**PROBLEM TO WORK ON:** Repeat each of the items below word for word, keeping every line the same.
------ ITEMS ------
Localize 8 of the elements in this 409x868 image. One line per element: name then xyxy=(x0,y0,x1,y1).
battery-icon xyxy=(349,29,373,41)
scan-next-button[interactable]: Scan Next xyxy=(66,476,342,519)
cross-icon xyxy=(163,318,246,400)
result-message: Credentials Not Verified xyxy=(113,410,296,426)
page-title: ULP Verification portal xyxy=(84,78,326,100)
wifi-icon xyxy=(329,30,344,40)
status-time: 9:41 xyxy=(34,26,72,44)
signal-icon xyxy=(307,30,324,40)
------
**ANSWER BELOW:**
Localize 8 of the elements in this 409x868 image. One line per element: name then xyxy=(x0,y0,x1,y1).
battery-icon xyxy=(349,29,373,41)
scan-next-button[interactable]: Scan Next xyxy=(66,476,342,519)
cross-icon xyxy=(163,318,246,400)
result-message: Credentials Not Verified xyxy=(113,410,296,426)
page-title: ULP Verification portal xyxy=(84,78,326,100)
wifi-icon xyxy=(329,30,344,40)
status-time: 9:41 xyxy=(34,26,72,44)
signal-icon xyxy=(307,30,324,40)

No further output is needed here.